# Задания
**1)** Перескажите в виде списка абзац исходного текста, который начинается словами «Отрицательный тому пример», и сохраните его основные факты.
**2)** Соберите из листинга все строки, в которых есть слово «title». Учитывайте регистр букв.

# Исходный текст
* * *

НК: Оставайтесь самими собой, как Конрад или Набоков. Ни «Лолита», ни «Бледный огонь» (оба – настоящие сокровища) – не написаны, кажется, под давлением чужеземной культуры. Конечно, вхождение в новый язык, каков бы он ни был, – это невероятно трудное и волнующее приключение для кого угодно, потому что за словами как таковыми прячется история, ментальность и психология. Язык – это способ хранения, инструмент настолько сложный, что столкновение с ним зачастую подразумевает ломку, подделку или подмену себя для иной культуры. Это – не невозможно…

КФ: Но необходимо?

НК: Я не знаю. Я сама иногда сомневаюсь – так ли это необходимо. Но я верю, что следует жить своей судьбой в литературе, при любых обстоятельствах.

КФ: А как насчет адаптации?

НК: Отрицательный тому пример – Иосиф Бродский. Он переводил собственные стихи на английский, но все американцы, с которыми я говорила, считали, что его переводы звучат странно, неестественно. Это могло быть частично, а то и полностью, оттого, что русская поэзия формалистически скована рифмой и ритмом. В переводах Бродского также имеются рифма и ритм, но они не волнуют. Он получил Нобелевскую премию, он стал профессором, он писал замечательные эссе (великолепное – о Марине Цветаевой), но в Америке его поэзия ценится скорее за технические, а не творческие достижения.

С другой стороны, переводить произведения Вийона или Рембо свободным стихом также довольно бессмысленно. «Ворон» Эдгара По, переведенный без сохранения ритма и мелодии, звучал бы чем-то вроде «Однажды ночью я услышал стук в дверь. Я открыл дверь: ворон! Я спросил ворона: увижу ли я снова Ленору? Ворон ответил: Никогда! К черту!» Вот и все.

КФ: Вы думаете, писатели-иммигранты живут под угрозой неудачи?

* * *

# Данные упражнения

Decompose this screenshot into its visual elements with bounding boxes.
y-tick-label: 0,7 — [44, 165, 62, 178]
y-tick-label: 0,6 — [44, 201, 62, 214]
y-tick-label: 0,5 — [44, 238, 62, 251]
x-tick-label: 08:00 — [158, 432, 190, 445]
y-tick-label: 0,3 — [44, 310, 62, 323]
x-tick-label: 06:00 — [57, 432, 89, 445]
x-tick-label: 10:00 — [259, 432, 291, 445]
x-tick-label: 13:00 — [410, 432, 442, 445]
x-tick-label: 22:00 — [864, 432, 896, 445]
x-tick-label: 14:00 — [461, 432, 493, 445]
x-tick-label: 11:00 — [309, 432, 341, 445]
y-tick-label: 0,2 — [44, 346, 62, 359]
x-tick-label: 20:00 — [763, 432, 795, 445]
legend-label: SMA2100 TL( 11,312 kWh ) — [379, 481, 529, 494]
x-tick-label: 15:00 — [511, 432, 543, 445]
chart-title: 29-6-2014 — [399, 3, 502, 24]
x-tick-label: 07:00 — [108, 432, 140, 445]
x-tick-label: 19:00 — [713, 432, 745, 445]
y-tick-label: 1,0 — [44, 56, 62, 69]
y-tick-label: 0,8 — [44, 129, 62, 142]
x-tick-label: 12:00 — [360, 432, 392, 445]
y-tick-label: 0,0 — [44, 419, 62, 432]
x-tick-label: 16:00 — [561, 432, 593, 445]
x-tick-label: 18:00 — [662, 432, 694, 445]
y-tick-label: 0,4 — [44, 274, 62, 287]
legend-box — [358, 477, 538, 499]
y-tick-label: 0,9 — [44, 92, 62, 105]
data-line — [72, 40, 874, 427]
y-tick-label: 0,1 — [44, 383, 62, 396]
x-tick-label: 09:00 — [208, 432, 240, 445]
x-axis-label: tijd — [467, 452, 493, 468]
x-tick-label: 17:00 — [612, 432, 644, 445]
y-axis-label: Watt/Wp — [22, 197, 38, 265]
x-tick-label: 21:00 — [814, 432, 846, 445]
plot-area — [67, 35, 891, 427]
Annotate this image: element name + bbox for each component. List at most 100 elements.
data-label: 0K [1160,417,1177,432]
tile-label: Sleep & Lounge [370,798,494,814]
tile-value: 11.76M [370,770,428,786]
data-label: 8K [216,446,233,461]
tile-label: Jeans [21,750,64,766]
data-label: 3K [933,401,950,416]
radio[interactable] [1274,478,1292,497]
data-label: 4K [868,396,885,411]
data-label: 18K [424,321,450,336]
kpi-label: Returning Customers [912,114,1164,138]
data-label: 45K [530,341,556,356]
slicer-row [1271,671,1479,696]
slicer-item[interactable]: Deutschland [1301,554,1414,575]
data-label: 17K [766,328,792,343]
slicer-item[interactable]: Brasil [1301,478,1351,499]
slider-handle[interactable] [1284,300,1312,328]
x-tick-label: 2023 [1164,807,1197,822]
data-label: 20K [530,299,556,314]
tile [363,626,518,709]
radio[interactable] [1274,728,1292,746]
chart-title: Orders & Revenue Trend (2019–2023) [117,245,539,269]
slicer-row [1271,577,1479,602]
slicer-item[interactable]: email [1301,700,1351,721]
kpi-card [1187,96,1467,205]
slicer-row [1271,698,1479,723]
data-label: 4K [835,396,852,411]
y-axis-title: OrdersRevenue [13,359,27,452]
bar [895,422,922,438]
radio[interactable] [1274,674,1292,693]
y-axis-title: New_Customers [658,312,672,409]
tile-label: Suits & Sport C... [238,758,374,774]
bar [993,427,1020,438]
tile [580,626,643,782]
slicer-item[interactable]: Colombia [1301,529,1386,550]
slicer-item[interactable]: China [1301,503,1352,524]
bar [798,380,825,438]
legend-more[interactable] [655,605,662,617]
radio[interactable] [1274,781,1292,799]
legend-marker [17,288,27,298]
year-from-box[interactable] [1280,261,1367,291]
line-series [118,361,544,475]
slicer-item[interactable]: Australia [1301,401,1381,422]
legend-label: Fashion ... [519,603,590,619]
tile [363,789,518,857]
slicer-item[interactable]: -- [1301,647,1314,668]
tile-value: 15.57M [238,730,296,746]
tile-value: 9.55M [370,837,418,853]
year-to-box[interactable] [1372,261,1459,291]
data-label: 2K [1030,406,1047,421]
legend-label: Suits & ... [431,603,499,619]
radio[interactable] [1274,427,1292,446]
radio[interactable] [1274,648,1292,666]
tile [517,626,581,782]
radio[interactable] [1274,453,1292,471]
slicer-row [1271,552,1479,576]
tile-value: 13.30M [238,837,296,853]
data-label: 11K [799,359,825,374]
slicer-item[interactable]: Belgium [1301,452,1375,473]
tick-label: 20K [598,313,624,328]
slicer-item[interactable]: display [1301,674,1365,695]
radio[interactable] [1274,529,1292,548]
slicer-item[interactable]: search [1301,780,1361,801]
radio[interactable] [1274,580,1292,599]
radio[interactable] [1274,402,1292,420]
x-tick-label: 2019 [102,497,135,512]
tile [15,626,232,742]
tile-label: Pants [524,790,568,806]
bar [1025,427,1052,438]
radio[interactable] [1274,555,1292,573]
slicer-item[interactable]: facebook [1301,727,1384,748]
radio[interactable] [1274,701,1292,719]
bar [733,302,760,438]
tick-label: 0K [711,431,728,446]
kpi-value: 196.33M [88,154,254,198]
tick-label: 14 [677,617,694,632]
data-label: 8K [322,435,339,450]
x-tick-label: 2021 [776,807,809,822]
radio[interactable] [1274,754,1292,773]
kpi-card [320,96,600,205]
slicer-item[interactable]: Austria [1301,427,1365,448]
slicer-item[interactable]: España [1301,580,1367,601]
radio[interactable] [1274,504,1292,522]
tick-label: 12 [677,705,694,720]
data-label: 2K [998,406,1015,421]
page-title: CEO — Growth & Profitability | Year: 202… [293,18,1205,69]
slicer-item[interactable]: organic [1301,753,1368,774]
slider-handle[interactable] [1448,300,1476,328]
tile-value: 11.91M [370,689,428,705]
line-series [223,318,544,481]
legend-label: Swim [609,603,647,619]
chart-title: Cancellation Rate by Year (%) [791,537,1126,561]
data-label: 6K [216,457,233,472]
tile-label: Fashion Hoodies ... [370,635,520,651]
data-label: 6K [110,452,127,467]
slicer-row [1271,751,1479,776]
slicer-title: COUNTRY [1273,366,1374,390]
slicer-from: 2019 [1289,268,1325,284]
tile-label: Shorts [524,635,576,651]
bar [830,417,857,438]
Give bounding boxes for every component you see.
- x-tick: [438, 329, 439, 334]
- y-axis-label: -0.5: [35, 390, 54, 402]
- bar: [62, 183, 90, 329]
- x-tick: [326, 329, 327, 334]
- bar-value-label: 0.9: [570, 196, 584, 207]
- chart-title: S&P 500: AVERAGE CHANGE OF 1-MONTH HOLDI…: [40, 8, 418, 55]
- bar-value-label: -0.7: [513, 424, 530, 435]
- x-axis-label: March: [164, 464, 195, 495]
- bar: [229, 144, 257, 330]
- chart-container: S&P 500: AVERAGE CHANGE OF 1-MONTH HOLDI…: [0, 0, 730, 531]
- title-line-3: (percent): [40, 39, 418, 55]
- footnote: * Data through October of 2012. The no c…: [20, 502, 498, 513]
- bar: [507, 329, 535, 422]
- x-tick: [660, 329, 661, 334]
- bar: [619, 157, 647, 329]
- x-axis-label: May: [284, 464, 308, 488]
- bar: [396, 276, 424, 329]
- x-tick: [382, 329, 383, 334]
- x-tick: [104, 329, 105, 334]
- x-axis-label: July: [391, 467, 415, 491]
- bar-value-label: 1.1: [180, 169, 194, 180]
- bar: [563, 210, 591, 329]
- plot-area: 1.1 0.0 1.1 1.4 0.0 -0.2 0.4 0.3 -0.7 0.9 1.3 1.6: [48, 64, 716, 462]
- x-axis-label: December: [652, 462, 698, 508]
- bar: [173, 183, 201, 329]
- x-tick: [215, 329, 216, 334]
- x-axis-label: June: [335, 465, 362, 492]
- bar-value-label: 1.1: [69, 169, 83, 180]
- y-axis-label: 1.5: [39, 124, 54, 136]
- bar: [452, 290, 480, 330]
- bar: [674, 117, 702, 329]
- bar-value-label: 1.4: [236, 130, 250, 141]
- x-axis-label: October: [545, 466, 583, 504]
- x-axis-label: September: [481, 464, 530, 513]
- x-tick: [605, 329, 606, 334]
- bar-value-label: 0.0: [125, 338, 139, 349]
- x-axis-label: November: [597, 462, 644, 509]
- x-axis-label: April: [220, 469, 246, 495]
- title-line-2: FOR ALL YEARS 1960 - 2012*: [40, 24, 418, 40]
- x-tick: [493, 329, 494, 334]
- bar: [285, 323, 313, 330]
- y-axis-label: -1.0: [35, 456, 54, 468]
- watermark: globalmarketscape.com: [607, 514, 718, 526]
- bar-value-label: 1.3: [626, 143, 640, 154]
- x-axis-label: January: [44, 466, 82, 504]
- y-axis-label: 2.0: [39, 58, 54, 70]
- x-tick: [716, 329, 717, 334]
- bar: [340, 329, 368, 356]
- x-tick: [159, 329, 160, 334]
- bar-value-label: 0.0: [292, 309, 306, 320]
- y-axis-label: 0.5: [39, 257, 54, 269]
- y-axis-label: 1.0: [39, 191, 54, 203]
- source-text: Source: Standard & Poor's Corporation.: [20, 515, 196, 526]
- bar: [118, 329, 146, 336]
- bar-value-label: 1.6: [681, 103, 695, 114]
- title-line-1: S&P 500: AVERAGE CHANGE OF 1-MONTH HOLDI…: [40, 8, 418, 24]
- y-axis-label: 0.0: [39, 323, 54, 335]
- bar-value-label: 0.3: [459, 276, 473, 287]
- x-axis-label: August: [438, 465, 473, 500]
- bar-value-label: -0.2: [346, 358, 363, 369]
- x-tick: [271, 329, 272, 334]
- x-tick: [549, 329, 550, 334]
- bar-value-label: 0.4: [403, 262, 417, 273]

* * *

# Ответы
**1)**
- Отрицательным примером адаптации назван Иосиф Бродский.
- Он переводил собственные стихи на английский, но американские собеседники считали, что эти переводы звучат странно и неестественно.
- Возможная причина в том, что русская поэзия формалистически скована рифмой и ритмом.
- В переводах Бродского рифма и ритм есть, но они не волнуют.
- Бродский получил Нобелевскую премию, стал профессором и писал замечательные эссе, среди них великолепное эссе о Марине Цветаевой.
- В Америке его поэзию ценят скорее за технические, чем за творческие достижения.

**2)**
chart-title: 29-6-2014 — [399, 3, 502, 24]
chart-title: Orders & Revenue Trend (2019–2023) [117,245,539,269]
y-axis-title: OrdersRevenue [13,359,27,452]
y-axis-title: New_Customers [658,312,672,409]
page-title: CEO — Growth & Profitability | Year: 202… [293,18,1205,69]
chart-title: Cancellation Rate by Year (%) [791,537,1126,561]
slicer-title: COUNTRY [1273,366,1374,390]
- chart-title: S&P 500: AVERAGE CHANGE OF 1-MONTH HOLDI…: [40, 8, 418, 55]
- title-line-3: (percent): [40, 39, 418, 55]
- title-line-2: FOR ALL YEARS 1960 - 2012*: [40, 24, 418, 40]
- title-line-1: S&P 500: AVERAGE CHANGE OF 1-MONTH HOLDI…: [40, 8, 418, 24]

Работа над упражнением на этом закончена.